# Directive
Skip the pictures and repeat each line of the data exactly.

# Dataset excerpts
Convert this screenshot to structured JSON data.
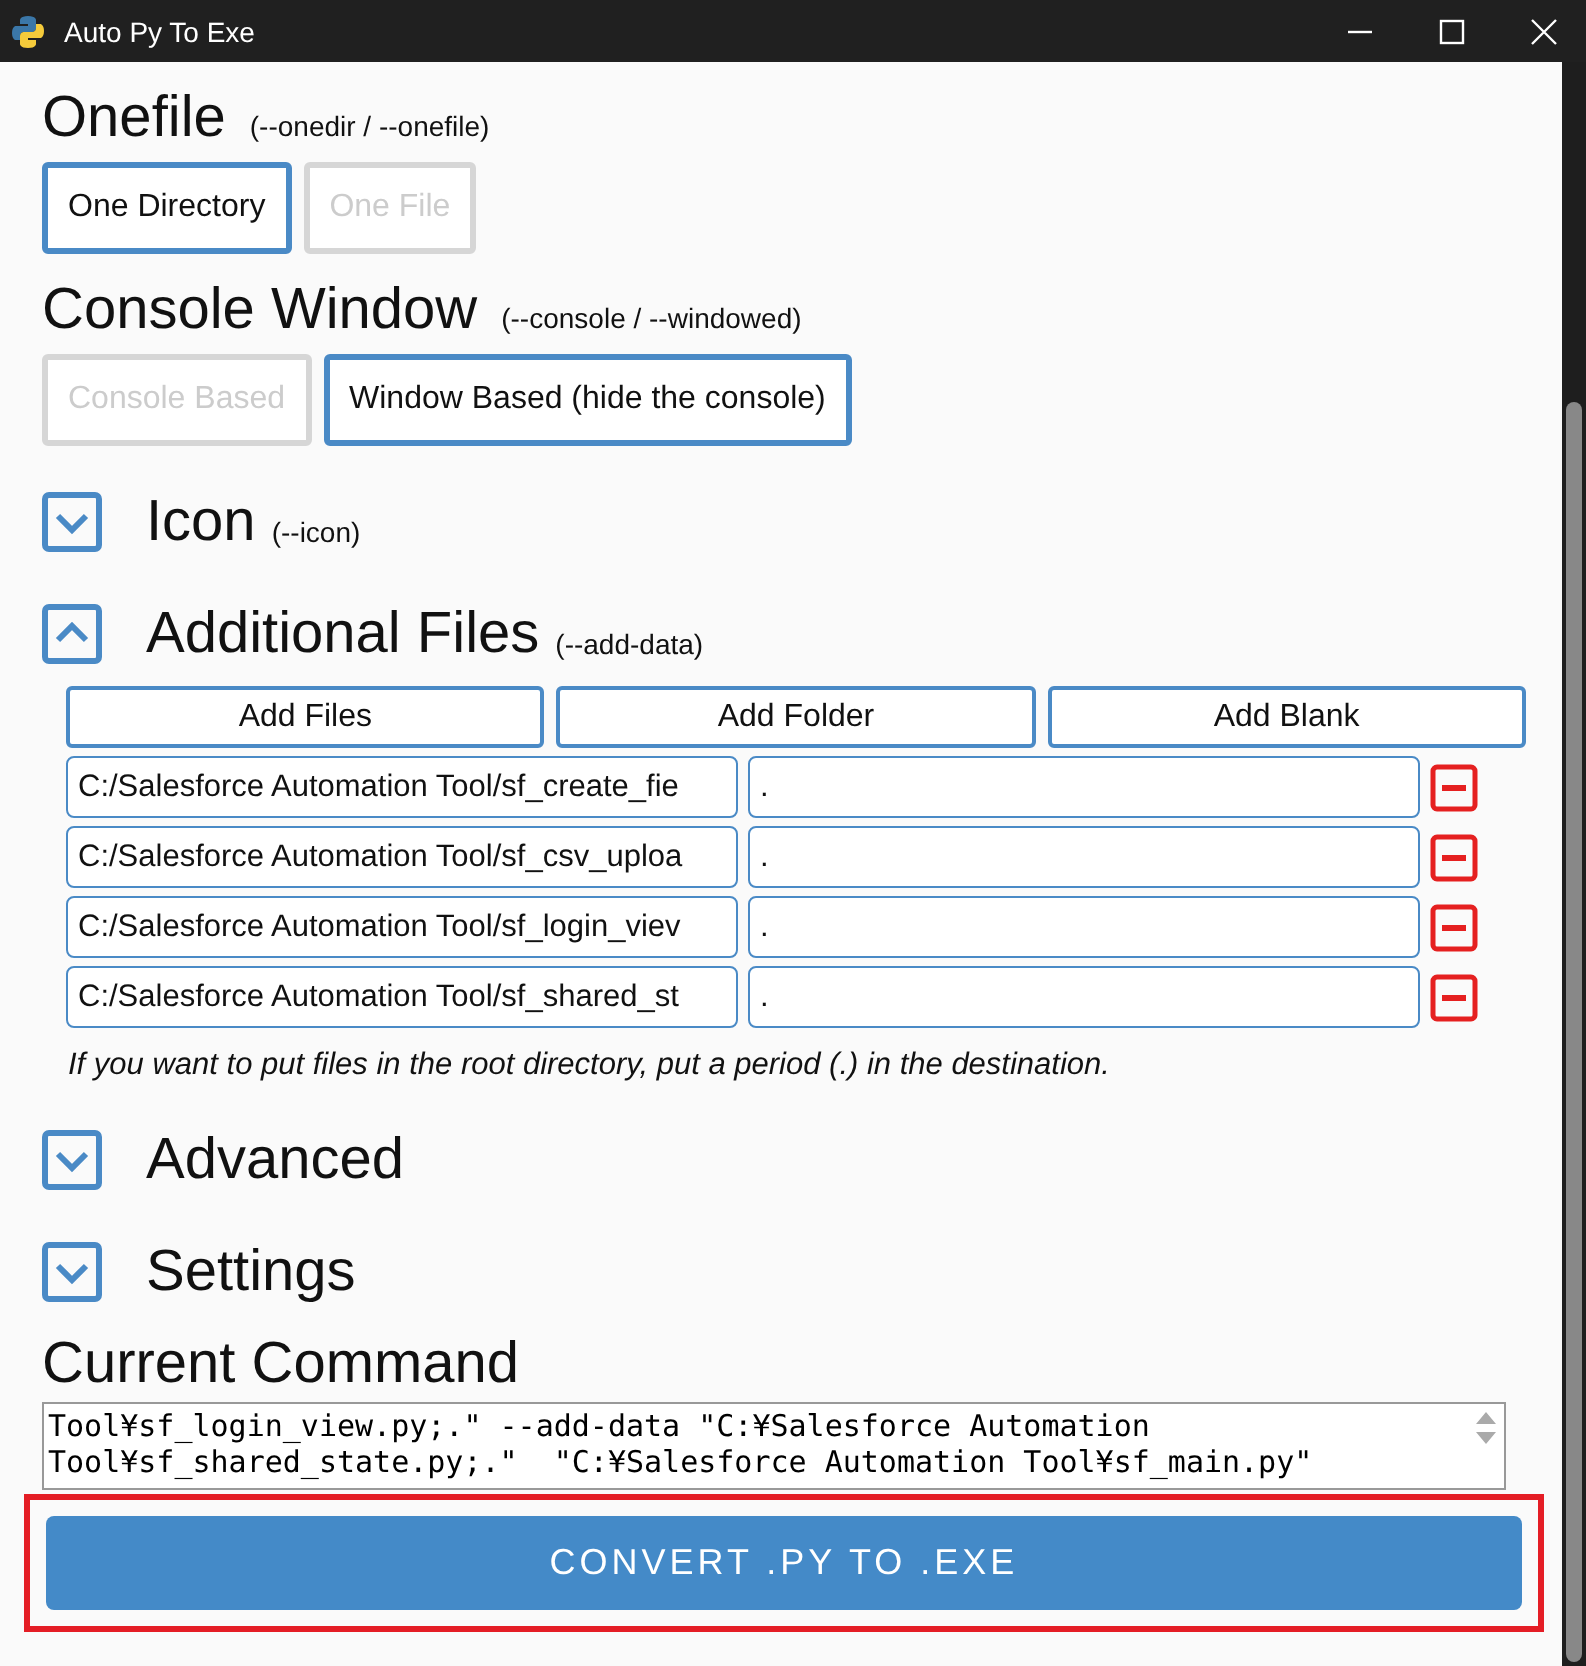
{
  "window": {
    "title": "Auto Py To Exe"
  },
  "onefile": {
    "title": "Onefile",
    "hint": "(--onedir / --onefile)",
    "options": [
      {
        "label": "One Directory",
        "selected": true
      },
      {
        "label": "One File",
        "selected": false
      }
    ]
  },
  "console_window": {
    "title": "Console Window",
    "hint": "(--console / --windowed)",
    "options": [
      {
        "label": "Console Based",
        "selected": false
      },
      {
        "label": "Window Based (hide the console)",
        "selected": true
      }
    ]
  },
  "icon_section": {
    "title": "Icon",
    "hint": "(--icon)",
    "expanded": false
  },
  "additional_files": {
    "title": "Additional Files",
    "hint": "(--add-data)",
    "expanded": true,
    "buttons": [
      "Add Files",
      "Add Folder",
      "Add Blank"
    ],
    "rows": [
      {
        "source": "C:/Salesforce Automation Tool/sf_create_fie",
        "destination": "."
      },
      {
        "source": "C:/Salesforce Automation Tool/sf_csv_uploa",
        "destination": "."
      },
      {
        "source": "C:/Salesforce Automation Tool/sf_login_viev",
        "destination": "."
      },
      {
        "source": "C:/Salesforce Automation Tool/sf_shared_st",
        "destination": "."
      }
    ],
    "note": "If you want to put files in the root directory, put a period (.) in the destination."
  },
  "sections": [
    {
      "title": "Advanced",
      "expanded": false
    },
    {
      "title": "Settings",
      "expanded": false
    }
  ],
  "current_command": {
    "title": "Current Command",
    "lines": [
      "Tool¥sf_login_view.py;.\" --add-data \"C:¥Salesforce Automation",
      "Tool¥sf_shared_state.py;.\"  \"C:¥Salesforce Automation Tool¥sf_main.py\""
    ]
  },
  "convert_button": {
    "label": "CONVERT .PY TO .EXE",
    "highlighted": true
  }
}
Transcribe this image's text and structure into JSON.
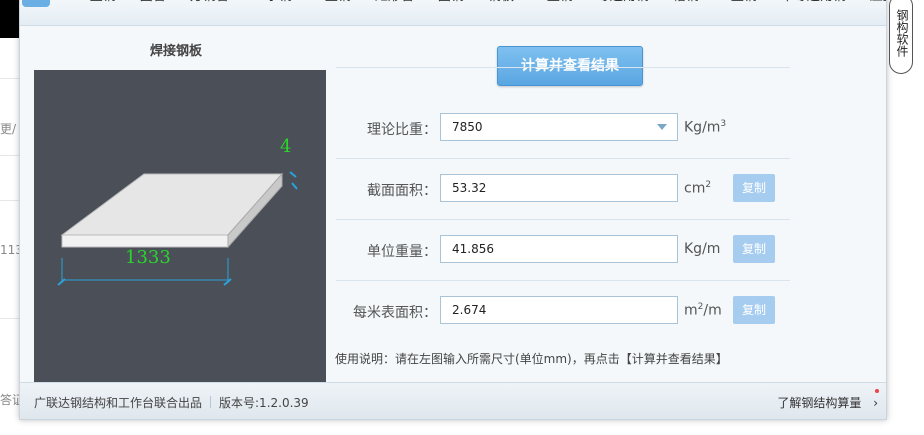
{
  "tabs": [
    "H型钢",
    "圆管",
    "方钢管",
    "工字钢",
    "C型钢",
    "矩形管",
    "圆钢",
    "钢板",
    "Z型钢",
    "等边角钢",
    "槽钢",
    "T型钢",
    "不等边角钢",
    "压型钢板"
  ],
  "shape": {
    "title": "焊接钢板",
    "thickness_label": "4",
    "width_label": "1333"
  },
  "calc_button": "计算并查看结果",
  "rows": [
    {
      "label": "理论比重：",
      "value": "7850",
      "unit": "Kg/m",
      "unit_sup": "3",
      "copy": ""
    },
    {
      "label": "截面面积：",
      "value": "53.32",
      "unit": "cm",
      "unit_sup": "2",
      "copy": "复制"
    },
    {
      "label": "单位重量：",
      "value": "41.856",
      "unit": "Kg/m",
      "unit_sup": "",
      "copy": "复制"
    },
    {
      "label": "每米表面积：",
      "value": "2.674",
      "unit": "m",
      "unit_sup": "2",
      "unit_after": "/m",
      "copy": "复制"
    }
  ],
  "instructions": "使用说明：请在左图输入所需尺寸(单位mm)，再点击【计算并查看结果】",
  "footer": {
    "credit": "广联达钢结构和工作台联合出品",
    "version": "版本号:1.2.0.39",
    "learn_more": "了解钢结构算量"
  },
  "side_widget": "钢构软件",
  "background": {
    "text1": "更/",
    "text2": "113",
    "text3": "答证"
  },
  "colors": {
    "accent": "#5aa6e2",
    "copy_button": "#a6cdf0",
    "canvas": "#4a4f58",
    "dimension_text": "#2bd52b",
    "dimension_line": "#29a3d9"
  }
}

# Answer to the problem
Convert this screenshot to structured JSON data.
{
  "window": {
    "title": "Auto Py To Exe"
  },
  "onefile": {
    "title": "Onefile",
    "hint": "(--onedir / --onefile)",
    "options": [
      {
        "label": "One Directory",
        "selected": true
      },
      {
        "label": "One File",
        "selected": false
      }
    ]
  },
  "console_window": {
    "title": "Console Window",
    "hint": "(--console / --windowed)",
    "options": [
      {
        "label": "Console Based",
        "selected": false
      },
      {
        "label": "Window Based (hide the console)",
        "selected": true
      }
    ]
  },
  "icon_section": {
    "title": "Icon",
    "hint": "(--icon)",
    "expanded": false
  },
  "additional_files": {
    "title": "Additional Files",
    "hint": "(--add-data)",
    "expanded": true,
    "buttons": [
      "Add Files",
      "Add Folder",
      "Add Blank"
    ],
    "rows": [
      {
        "source": "C:/Salesforce Automation Tool/sf_create_fie",
        "destination": "."
      },
      {
        "source": "C:/Salesforce Automation Tool/sf_csv_uploa",
        "destination": "."
      },
      {
        "source": "C:/Salesforce Automation Tool/sf_login_viev",
        "destination": "."
      },
      {
        "source": "C:/Salesforce Automation Tool/sf_shared_st",
        "destination": "."
      }
    ],
    "note": "If you want to put files in the root directory, put a period (.) in the destination."
  },
  "sections": [
    {
      "title": "Advanced",
      "expanded": false
    },
    {
      "title": "Settings",
      "expanded": false
    }
  ],
  "current_command": {
    "title": "Current Command",
    "lines": [
      "Tool¥sf_login_view.py;.\" --add-data \"C:¥Salesforce Automation",
      "Tool¥sf_shared_state.py;.\"  \"C:¥Salesforce Automation Tool¥sf_main.py\""
    ]
  },
  "convert_button": {
    "label": "CONVERT .PY TO .EXE",
    "highlighted": true
  }
}
Transcribe this image's text and structure into JSON.
{
  "tabs": [
    "H型钢",
    "圆管",
    "方钢管",
    "工字钢",
    "C型钢",
    "矩形管",
    "圆钢",
    "钢板",
    "Z型钢",
    "等边角钢",
    "槽钢",
    "T型钢",
    "不等边角钢",
    "压型钢板"
  ],
  "shape": {
    "title": "焊接钢板",
    "thickness_label": "4",
    "width_label": "1333"
  },
  "calc_button": "计算并查看结果",
  "rows": [
    {
      "label": "理论比重：",
      "value": "7850",
      "unit": "Kg/m",
      "unit_sup": "3",
      "copy": ""
    },
    {
      "label": "截面面积：",
      "value": "53.32",
      "unit": "cm",
      "unit_sup": "2",
      "copy": "复制"
    },
    {
      "label": "单位重量：",
      "value": "41.856",
      "unit": "Kg/m",
      "unit_sup": "",
      "copy": "复制"
    },
    {
      "label": "每米表面积：",
      "value": "2.674",
      "unit": "m",
      "unit_sup": "2",
      "unit_after": "/m",
      "copy": "复制"
    }
  ],
  "instructions": "使用说明：请在左图输入所需尺寸(单位mm)，再点击【计算并查看结果】",
  "footer": {
    "credit": "广联达钢结构和工作台联合出品",
    "version": "版本号:1.2.0.39",
    "learn_more": "了解钢结构算量"
  },
  "side_widget": "钢构软件",
  "background": {
    "text1": "更/",
    "text2": "113",
    "text3": "答证"
  },
  "colors": {
    "accent": "#5aa6e2",
    "copy_button": "#a6cdf0",
    "canvas": "#4a4f58",
    "dimension_text": "#2bd52b",
    "dimension_line": "#29a3d9"
  }
}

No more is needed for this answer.